— Start Entries shown —
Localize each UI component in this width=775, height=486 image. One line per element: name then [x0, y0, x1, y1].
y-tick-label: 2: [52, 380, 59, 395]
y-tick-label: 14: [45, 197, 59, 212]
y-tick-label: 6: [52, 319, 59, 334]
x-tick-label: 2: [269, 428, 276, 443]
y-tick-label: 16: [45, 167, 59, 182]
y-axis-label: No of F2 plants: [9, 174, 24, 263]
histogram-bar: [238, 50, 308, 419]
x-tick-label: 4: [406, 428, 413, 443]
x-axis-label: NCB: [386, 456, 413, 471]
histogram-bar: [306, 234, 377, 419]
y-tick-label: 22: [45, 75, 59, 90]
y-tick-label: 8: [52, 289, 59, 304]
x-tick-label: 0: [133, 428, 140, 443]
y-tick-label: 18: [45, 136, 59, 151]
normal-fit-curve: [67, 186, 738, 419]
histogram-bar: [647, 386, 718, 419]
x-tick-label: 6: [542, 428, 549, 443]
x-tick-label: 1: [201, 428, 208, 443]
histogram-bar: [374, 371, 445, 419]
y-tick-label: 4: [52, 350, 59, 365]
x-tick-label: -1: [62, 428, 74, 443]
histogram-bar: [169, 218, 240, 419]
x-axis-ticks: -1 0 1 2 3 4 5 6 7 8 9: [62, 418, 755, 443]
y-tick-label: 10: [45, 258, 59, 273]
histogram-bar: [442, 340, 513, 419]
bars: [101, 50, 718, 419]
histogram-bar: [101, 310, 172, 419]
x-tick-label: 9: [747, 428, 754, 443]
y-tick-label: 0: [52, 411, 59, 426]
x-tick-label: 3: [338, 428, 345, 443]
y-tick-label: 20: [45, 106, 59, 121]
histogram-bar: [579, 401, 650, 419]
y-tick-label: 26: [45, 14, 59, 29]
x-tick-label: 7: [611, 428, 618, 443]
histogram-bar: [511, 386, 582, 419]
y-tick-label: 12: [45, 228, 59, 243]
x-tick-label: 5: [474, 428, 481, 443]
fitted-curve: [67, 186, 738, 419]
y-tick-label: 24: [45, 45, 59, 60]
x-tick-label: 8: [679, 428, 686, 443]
— End Entries shown —
» Given instruction:
Copy out every line in the rows above with no changes.

» Answer to the exercise:
Localize each UI component in this width=775, height=486 image. One line per element: name then [x0, y0, x1, y1].
y-tick-label: 2: [52, 380, 59, 395]
y-tick-label: 14: [45, 197, 59, 212]
y-tick-label: 6: [52, 319, 59, 334]
x-tick-label: 2: [269, 428, 276, 443]
y-tick-label: 16: [45, 167, 59, 182]
y-axis-label: No of F2 plants: [9, 174, 24, 263]
histogram-bar: [238, 50, 308, 419]
x-tick-label: 4: [406, 428, 413, 443]
x-axis-label: NCB: [386, 456, 413, 471]
histogram-bar: [306, 234, 377, 419]
y-tick-label: 22: [45, 75, 59, 90]
y-tick-label: 8: [52, 289, 59, 304]
x-tick-label: 0: [133, 428, 140, 443]
y-tick-label: 18: [45, 136, 59, 151]
normal-fit-curve: [67, 186, 738, 419]
histogram-bar: [647, 386, 718, 419]
x-tick-label: 6: [542, 428, 549, 443]
x-tick-label: 1: [201, 428, 208, 443]
histogram-bar: [374, 371, 445, 419]
y-tick-label: 4: [52, 350, 59, 365]
x-tick-label: -1: [62, 428, 74, 443]
histogram-bar: [169, 218, 240, 419]
x-axis-ticks: -1 0 1 2 3 4 5 6 7 8 9: [62, 418, 755, 443]
y-tick-label: 10: [45, 258, 59, 273]
histogram-bar: [442, 340, 513, 419]
bars: [101, 50, 718, 419]
histogram-bar: [101, 310, 172, 419]
x-tick-label: 9: [747, 428, 754, 443]
y-tick-label: 0: [52, 411, 59, 426]
x-tick-label: 3: [338, 428, 345, 443]
y-tick-label: 20: [45, 106, 59, 121]
histogram-bar: [579, 401, 650, 419]
y-tick-label: 26: [45, 14, 59, 29]
x-tick-label: 7: [611, 428, 618, 443]
histogram-bar: [511, 386, 582, 419]
y-tick-label: 12: [45, 228, 59, 243]
x-tick-label: 5: [474, 428, 481, 443]
fitted-curve: [67, 186, 738, 419]
y-tick-label: 24: [45, 45, 59, 60]
x-tick-label: 8: [679, 428, 686, 443]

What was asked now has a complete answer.